[Stored dataset items]
----
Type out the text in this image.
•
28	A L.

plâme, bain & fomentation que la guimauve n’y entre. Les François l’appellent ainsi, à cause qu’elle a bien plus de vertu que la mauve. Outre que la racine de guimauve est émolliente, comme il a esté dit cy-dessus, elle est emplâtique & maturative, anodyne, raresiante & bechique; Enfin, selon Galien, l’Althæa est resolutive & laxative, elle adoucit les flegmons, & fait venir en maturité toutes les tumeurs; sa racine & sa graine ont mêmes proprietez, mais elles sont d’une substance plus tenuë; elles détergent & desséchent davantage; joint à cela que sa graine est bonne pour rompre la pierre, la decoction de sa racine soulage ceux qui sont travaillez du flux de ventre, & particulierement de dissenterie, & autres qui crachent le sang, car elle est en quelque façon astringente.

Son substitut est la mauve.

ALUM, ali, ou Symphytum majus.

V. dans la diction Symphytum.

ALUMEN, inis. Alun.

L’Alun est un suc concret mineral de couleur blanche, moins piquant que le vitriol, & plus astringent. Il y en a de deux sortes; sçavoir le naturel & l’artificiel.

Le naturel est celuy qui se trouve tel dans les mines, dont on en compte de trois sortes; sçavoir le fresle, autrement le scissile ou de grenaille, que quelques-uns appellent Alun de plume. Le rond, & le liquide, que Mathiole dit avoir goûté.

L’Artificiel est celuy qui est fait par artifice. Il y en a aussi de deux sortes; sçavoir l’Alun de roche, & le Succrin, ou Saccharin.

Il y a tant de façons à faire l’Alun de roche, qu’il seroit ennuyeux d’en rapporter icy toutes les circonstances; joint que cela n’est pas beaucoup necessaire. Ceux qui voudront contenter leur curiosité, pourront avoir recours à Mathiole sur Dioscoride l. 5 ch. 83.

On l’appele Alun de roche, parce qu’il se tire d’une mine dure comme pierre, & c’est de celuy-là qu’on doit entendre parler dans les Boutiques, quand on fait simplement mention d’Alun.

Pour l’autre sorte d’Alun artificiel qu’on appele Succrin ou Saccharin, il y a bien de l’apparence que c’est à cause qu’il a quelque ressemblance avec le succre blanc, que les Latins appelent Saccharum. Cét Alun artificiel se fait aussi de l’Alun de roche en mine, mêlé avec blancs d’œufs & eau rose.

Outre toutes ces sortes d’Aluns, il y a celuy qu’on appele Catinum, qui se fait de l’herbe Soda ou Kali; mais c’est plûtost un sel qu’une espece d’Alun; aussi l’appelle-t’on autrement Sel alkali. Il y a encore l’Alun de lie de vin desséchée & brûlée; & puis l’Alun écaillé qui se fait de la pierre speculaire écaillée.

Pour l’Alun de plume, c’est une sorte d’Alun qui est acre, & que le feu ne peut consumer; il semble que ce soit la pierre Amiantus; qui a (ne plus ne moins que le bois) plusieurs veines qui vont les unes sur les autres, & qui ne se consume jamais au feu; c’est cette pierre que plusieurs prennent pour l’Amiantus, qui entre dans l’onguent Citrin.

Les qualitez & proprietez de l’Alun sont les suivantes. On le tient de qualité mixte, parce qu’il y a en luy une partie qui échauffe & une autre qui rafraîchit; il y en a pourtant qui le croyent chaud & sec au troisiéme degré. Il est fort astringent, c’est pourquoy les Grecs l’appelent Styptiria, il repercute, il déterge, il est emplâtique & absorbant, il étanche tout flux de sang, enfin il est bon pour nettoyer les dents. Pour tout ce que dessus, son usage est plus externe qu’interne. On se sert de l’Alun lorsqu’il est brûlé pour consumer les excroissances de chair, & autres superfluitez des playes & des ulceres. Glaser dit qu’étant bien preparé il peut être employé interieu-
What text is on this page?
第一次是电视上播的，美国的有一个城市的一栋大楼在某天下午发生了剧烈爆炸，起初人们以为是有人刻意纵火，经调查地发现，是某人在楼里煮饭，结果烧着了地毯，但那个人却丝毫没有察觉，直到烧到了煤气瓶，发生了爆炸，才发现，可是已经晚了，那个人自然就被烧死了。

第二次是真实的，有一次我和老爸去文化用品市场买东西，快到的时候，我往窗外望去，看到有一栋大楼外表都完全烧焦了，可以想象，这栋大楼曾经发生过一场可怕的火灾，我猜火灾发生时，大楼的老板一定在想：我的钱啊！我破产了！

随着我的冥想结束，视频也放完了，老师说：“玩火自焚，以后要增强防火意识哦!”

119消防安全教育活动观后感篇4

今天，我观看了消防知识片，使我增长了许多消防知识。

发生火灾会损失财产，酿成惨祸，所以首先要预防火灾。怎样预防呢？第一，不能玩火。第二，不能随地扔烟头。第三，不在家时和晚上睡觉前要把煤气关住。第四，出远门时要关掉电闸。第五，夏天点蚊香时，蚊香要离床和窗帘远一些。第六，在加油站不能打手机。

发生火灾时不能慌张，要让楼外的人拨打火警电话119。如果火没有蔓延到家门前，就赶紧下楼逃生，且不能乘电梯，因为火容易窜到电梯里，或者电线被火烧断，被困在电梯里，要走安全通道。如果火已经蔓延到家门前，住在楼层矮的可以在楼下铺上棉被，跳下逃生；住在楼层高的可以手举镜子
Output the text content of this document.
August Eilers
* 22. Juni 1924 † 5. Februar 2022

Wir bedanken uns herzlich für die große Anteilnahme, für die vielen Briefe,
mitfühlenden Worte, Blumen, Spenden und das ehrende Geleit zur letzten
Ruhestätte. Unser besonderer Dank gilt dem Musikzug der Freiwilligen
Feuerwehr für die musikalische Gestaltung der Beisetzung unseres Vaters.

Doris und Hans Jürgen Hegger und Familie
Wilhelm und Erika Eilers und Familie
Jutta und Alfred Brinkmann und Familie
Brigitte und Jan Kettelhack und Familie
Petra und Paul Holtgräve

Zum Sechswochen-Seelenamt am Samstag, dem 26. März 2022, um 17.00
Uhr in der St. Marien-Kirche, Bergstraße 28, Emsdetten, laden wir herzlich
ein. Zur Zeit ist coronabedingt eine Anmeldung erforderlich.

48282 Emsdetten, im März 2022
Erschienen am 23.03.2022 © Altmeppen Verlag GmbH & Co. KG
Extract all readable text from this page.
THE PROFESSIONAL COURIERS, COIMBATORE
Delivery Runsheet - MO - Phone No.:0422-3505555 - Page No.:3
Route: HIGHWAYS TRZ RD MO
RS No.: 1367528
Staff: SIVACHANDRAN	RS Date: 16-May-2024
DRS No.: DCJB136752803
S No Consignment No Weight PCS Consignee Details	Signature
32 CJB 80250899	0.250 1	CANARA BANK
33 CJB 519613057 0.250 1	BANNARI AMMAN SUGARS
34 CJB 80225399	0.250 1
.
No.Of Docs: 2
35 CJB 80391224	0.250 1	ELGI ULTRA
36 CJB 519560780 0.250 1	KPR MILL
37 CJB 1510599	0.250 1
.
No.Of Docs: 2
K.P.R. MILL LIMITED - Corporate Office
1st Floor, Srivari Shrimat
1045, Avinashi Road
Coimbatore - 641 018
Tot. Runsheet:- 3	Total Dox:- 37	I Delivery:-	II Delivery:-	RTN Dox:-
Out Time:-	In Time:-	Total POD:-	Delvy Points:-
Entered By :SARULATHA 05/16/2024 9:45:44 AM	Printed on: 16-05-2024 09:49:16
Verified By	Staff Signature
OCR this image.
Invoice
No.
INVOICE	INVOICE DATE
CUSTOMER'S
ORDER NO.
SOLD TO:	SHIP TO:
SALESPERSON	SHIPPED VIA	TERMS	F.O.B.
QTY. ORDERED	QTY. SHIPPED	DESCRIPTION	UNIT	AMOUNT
----
What to produce. Give a word-for-word copy of the records.

Response to this task.
Type out the text in this image.
•
28	A L.

plâme, bain & fomentation que la guimauve n’y entre. Les François l’appellent ainsi, à cause qu’elle a bien plus de vertu que la mauve. Outre que la racine de guimauve est émolliente, comme il a esté dit cy-dessus, elle est emplâtique & maturative, anodyne, raresiante & bechique; Enfin, selon Galien, l’Althæa est resolutive & laxative, elle adoucit les flegmons, & fait venir en maturité toutes les tumeurs; sa racine & sa graine ont mêmes proprietez, mais elles sont d’une substance plus tenuë; elles détergent & desséchent davantage; joint à cela que sa graine est bonne pour rompre la pierre, la decoction de sa racine soulage ceux qui sont travaillez du flux de ventre, & particulierement de dissenterie, & autres qui crachent le sang, car elle est en quelque façon astringente.

Son substitut est la mauve.

ALUM, ali, ou Symphytum majus.

V. dans la diction Symphytum.

ALUMEN, inis. Alun.

L’Alun est un suc concret mineral de couleur blanche, moins piquant que le vitriol, & plus astringent. Il y en a de deux sortes; sçavoir le naturel & l’artificiel.

Le naturel est celuy qui se trouve tel dans les mines, dont on en compte de trois sortes; sçavoir le fresle, autrement le scissile ou de grenaille, que quelques-uns appellent Alun de plume. Le rond, & le liquide, que Mathiole dit avoir goûté.

L’Artificiel est celuy qui est fait par artifice. Il y en a aussi de deux sortes; sçavoir l’Alun de roche, & le Succrin, ou Saccharin.

Il y a tant de façons à faire l’Alun de roche, qu’il seroit ennuyeux d’en rapporter icy toutes les circonstances; joint que cela n’est pas beaucoup necessaire. Ceux qui voudront contenter leur curiosité, pourront avoir recours à Mathiole sur Dioscoride l. 5 ch. 83.

On l’appele Alun de roche, parce qu’il se tire d’une mine dure comme pierre, & c’est de celuy-là qu’on doit entendre parler dans les Boutiques, quand on fait simplement mention d’Alun.

Pour l’autre sorte d’Alun artificiel qu’on appele Succrin ou Saccharin, il y a bien de l’apparence que c’est à cause qu’il a quelque ressemblance avec le succre blanc, que les Latins appelent Saccharum. Cét Alun artificiel se fait aussi de l’Alun de roche en mine, mêlé avec blancs d’œufs & eau rose.

Outre toutes ces sortes d’Aluns, il y a celuy qu’on appele Catinum, qui se fait de l’herbe Soda ou Kali; mais c’est plûtost un sel qu’une espece d’Alun; aussi l’appelle-t’on autrement Sel alkali. Il y a encore l’Alun de lie de vin desséchée & brûlée; & puis l’Alun écaillé qui se fait de la pierre speculaire écaillée.

Pour l’Alun de plume, c’est une sorte d’Alun qui est acre, & que le feu ne peut consumer; il semble que ce soit la pierre Amiantus; qui a (ne plus ne moins que le bois) plusieurs veines qui vont les unes sur les autres, & qui ne se consume jamais au feu; c’est cette pierre que plusieurs prennent pour l’Amiantus, qui entre dans l’onguent Citrin.

Les qualitez & proprietez de l’Alun sont les suivantes. On le tient de qualité mixte, parce qu’il y a en luy une partie qui échauffe & une autre qui rafraîchit; il y en a pourtant qui le croyent chaud & sec au troisiéme degré. Il est fort astringent, c’est pourquoy les Grecs l’appelent Styptiria, il repercute, il déterge, il est emplâtique & absorbant, il étanche tout flux de sang, enfin il est bon pour nettoyer les dents. Pour tout ce que dessus, son usage est plus externe qu’interne. On se sert de l’Alun lorsqu’il est brûlé pour consumer les excroissances de chair, & autres superfluitez des playes & des ulceres. Glaser dit qu’étant bien preparé il peut être employé interieu-
What text is on this page?
第一次是电视上播的，美国的有一个城市的一栋大楼在某天下午发生了剧烈爆炸，起初人们以为是有人刻意纵火，经调查地发现，是某人在楼里煮饭，结果烧着了地毯，但那个人却丝毫没有察觉，直到烧到了煤气瓶，发生了爆炸，才发现，可是已经晚了，那个人自然就被烧死了。

第二次是真实的，有一次我和老爸去文化用品市场买东西，快到的时候，我往窗外望去，看到有一栋大楼外表都完全烧焦了，可以想象，这栋大楼曾经发生过一场可怕的火灾，我猜火灾发生时，大楼的老板一定在想：我的钱啊！我破产了！

随着我的冥想结束，视频也放完了，老师说：“玩火自焚，以后要增强防火意识哦!”

119消防安全教育活动观后感篇4

今天，我观看了消防知识片，使我增长了许多消防知识。

发生火灾会损失财产，酿成惨祸，所以首先要预防火灾。怎样预防呢？第一，不能玩火。第二，不能随地扔烟头。第三，不在家时和晚上睡觉前要把煤气关住。第四，出远门时要关掉电闸。第五，夏天点蚊香时，蚊香要离床和窗帘远一些。第六，在加油站不能打手机。

发生火灾时不能慌张，要让楼外的人拨打火警电话119。如果火没有蔓延到家门前，就赶紧下楼逃生，且不能乘电梯，因为火容易窜到电梯里，或者电线被火烧断，被困在电梯里，要走安全通道。如果火已经蔓延到家门前，住在楼层矮的可以在楼下铺上棉被，跳下逃生；住在楼层高的可以手举镜子
Output the text content of this document.
August Eilers
* 22. Juni 1924 † 5. Februar 2022

Wir bedanken uns herzlich für die große Anteilnahme, für die vielen Briefe,
mitfühlenden Worte, Blumen, Spenden und das ehrende Geleit zur letzten
Ruhestätte. Unser besonderer Dank gilt dem Musikzug der Freiwilligen
Feuerwehr für die musikalische Gestaltung der Beisetzung unseres Vaters.

Doris und Hans Jürgen Hegger und Familie
Wilhelm und Erika Eilers und Familie
Jutta und Alfred Brinkmann und Familie
Brigitte und Jan Kettelhack und Familie
Petra und Paul Holtgräve

Zum Sechswochen-Seelenamt am Samstag, dem 26. März 2022, um 17.00
Uhr in der St. Marien-Kirche, Bergstraße 28, Emsdetten, laden wir herzlich
ein. Zur Zeit ist coronabedingt eine Anmeldung erforderlich.

48282 Emsdetten, im März 2022
Erschienen am 23.03.2022 © Altmeppen Verlag GmbH & Co. KG
Extract all readable text from this page.
THE PROFESSIONAL COURIERS, COIMBATORE
Delivery Runsheet - MO - Phone No.:0422-3505555 - Page No.:3
Route: HIGHWAYS TRZ RD MO
RS No.: 1367528
Staff: SIVACHANDRAN	RS Date: 16-May-2024
DRS No.: DCJB136752803
S No Consignment No Weight PCS Consignee Details	Signature
32 CJB 80250899	0.250 1	CANARA BANK
33 CJB 519613057 0.250 1	BANNARI AMMAN SUGARS
34 CJB 80225399	0.250 1
.
No.Of Docs: 2
35 CJB 80391224	0.250 1	ELGI ULTRA
36 CJB 519560780 0.250 1	KPR MILL
37 CJB 1510599	0.250 1
.
No.Of Docs: 2
K.P.R. MILL LIMITED - Corporate Office
1st Floor, Srivari Shrimat
1045, Avinashi Road
Coimbatore - 641 018
Tot. Runsheet:- 3	Total Dox:- 37	I Delivery:-	II Delivery:-	RTN Dox:-
Out Time:-	In Time:-	Total POD:-	Delvy Points:-
Entered By :SARULATHA 05/16/2024 9:45:44 AM	Printed on: 16-05-2024 09:49:16
Verified By	Staff Signature
OCR this image.
Invoice
No.
INVOICE	INVOICE DATE
CUSTOMER'S
ORDER NO.
SOLD TO:	SHIP TO:
SALESPERSON	SHIPPED VIA	TERMS	F.O.B.
QTY. ORDERED	QTY. SHIPPED	DESCRIPTION	UNIT	AMOUNT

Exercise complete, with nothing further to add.